▶ _THE PROBLEM_: Return the full set of records, matching them character for character.

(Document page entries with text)
+++++
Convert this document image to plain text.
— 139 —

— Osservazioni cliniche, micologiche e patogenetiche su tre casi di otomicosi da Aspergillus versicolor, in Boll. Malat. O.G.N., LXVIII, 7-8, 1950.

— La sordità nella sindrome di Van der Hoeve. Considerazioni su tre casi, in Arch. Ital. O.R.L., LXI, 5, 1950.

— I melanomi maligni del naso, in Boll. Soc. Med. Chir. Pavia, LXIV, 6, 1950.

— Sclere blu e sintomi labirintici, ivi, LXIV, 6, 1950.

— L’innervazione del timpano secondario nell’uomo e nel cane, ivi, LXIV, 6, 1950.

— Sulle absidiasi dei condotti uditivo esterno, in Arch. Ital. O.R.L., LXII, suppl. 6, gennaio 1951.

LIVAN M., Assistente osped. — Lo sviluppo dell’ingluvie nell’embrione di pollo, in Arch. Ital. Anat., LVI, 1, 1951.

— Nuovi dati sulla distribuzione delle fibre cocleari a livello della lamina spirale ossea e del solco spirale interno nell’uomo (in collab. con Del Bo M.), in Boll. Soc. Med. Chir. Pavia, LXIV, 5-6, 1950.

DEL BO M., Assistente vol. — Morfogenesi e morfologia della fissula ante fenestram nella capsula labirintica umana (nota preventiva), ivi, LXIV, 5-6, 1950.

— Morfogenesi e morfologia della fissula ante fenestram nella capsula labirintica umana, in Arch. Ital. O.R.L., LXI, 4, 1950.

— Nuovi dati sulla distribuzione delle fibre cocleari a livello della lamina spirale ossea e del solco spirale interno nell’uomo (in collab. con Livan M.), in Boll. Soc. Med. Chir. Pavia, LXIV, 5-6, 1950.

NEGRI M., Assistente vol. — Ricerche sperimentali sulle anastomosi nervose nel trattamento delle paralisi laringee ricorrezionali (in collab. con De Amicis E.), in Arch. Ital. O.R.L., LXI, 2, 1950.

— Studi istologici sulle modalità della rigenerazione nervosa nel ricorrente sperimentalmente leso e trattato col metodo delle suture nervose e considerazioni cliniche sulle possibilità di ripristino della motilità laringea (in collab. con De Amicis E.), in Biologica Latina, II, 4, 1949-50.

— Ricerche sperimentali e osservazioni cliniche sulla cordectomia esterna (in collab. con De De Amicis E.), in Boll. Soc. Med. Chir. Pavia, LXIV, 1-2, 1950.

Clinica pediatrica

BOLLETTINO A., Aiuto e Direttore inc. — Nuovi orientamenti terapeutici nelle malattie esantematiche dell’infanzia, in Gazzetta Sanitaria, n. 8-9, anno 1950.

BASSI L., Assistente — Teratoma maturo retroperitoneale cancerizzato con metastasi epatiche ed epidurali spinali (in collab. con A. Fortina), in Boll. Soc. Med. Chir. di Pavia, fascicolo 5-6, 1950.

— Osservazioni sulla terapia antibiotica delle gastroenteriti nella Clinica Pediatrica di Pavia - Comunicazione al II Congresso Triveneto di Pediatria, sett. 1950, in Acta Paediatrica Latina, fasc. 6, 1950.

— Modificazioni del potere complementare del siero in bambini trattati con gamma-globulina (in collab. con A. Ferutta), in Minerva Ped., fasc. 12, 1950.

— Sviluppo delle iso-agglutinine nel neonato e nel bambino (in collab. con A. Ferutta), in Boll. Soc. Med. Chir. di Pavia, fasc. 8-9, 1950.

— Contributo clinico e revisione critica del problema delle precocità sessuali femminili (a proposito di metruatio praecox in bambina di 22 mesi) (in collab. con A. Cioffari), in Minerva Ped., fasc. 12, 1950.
+++++
▶ _SOLVED PROBLEM_:
Convert this document image to plain text.
— 139 —

— Osservazioni cliniche, micologiche e patogenetiche su tre casi di otomicosi da Aspergillus versicolor, in Boll. Malat. O.G.N., LXVIII, 7-8, 1950.

— La sordità nella sindrome di Van der Hoeve. Considerazioni su tre casi, in Arch. Ital. O.R.L., LXI, 5, 1950.

— I melanomi maligni del naso, in Boll. Soc. Med. Chir. Pavia, LXIV, 6, 1950.

— Sclere blu e sintomi labirintici, ivi, LXIV, 6, 1950.

— L’innervazione del timpano secondario nell’uomo e nel cane, ivi, LXIV, 6, 1950.

— Sulle absidiasi dei condotti uditivo esterno, in Arch. Ital. O.R.L., LXII, suppl. 6, gennaio 1951.

LIVAN M., Assistente osped. — Lo sviluppo dell’ingluvie nell’embrione di pollo, in Arch. Ital. Anat., LVI, 1, 1951.

— Nuovi dati sulla distribuzione delle fibre cocleari a livello della lamina spirale ossea e del solco spirale interno nell’uomo (in collab. con Del Bo M.), in Boll. Soc. Med. Chir. Pavia, LXIV, 5-6, 1950.

DEL BO M., Assistente vol. — Morfogenesi e morfologia della fissula ante fenestram nella capsula labirintica umana (nota preventiva), ivi, LXIV, 5-6, 1950.

— Morfogenesi e morfologia della fissula ante fenestram nella capsula labirintica umana, in Arch. Ital. O.R.L., LXI, 4, 1950.

— Nuovi dati sulla distribuzione delle fibre cocleari a livello della lamina spirale ossea e del solco spirale interno nell’uomo (in collab. con Livan M.), in Boll. Soc. Med. Chir. Pavia, LXIV, 5-6, 1950.

NEGRI M., Assistente vol. — Ricerche sperimentali sulle anastomosi nervose nel trattamento delle paralisi laringee ricorrezionali (in collab. con De Amicis E.), in Arch. Ital. O.R.L., LXI, 2, 1950.

— Studi istologici sulle modalità della rigenerazione nervosa nel ricorrente sperimentalmente leso e trattato col metodo delle suture nervose e considerazioni cliniche sulle possibilità di ripristino della motilità laringea (in collab. con De Amicis E.), in Biologica Latina, II, 4, 1949-50.

— Ricerche sperimentali e osservazioni cliniche sulla cordectomia esterna (in collab. con De De Amicis E.), in Boll. Soc. Med. Chir. Pavia, LXIV, 1-2, 1950.

Clinica pediatrica

BOLLETTINO A., Aiuto e Direttore inc. — Nuovi orientamenti terapeutici nelle malattie esantematiche dell’infanzia, in Gazzetta Sanitaria, n. 8-9, anno 1950.

BASSI L., Assistente — Teratoma maturo retroperitoneale cancerizzato con metastasi epatiche ed epidurali spinali (in collab. con A. Fortina), in Boll. Soc. Med. Chir. di Pavia, fascicolo 5-6, 1950.

— Osservazioni sulla terapia antibiotica delle gastroenteriti nella Clinica Pediatrica di Pavia - Comunicazione al II Congresso Triveneto di Pediatria, sett. 1950, in Acta Paediatrica Latina, fasc. 6, 1950.

— Modificazioni del potere complementare del siero in bambini trattati con gamma-globulina (in collab. con A. Ferutta), in Minerva Ped., fasc. 12, 1950.

— Sviluppo delle iso-agglutinine nel neonato e nel bambino (in collab. con A. Ferutta), in Boll. Soc. Med. Chir. di Pavia, fasc. 8-9, 1950.

— Contributo clinico e revisione critica del problema delle precocità sessuali femminili (a proposito di metruatio praecox in bambina di 22 mesi) (in collab. con A. Cioffari), in Minerva Ped., fasc. 12, 1950.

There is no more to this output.